Set problem: In the entries below, count every line containing "配置文件". Reply with the number alone.

Dataset content:

========

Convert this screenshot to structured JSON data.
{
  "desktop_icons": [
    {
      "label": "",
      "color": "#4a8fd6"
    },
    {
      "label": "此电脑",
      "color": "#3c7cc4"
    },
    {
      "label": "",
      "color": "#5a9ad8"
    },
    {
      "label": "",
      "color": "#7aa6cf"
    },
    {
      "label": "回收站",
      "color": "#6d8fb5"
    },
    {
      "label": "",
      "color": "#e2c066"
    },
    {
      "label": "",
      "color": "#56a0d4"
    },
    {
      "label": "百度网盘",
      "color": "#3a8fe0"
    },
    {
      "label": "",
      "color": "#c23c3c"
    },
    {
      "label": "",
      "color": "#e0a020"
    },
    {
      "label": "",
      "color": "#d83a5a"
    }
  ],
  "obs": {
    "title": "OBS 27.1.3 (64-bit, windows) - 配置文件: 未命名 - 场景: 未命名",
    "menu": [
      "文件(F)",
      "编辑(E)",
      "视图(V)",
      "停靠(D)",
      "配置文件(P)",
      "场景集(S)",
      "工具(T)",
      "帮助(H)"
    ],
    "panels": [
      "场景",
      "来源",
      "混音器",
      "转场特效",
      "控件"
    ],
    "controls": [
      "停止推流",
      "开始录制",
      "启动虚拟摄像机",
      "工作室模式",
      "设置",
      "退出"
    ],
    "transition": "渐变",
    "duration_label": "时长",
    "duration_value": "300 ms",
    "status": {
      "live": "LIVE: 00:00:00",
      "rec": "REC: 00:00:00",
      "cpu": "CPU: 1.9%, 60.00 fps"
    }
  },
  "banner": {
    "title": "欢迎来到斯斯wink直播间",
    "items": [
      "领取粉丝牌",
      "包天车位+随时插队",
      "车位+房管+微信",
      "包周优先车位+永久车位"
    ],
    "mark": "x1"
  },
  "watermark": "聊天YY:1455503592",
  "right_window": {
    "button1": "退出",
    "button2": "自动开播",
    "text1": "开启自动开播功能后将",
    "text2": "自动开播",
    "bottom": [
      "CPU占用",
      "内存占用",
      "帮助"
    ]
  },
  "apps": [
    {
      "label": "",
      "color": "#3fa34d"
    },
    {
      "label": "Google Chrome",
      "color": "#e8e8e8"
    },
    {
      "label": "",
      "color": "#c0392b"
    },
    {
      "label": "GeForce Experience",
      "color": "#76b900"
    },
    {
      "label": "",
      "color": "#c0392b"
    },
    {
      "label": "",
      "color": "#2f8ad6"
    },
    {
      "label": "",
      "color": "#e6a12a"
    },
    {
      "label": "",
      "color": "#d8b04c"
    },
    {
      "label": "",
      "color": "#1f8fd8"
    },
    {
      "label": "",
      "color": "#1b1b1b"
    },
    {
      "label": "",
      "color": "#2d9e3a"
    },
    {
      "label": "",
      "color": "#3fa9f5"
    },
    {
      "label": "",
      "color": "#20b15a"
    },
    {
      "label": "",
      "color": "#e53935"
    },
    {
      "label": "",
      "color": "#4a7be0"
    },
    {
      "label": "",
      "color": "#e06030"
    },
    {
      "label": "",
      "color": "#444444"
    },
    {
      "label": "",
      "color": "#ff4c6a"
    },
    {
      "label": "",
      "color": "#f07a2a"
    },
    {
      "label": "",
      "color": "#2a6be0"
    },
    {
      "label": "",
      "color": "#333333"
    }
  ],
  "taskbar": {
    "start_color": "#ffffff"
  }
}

========

Exercise response: 2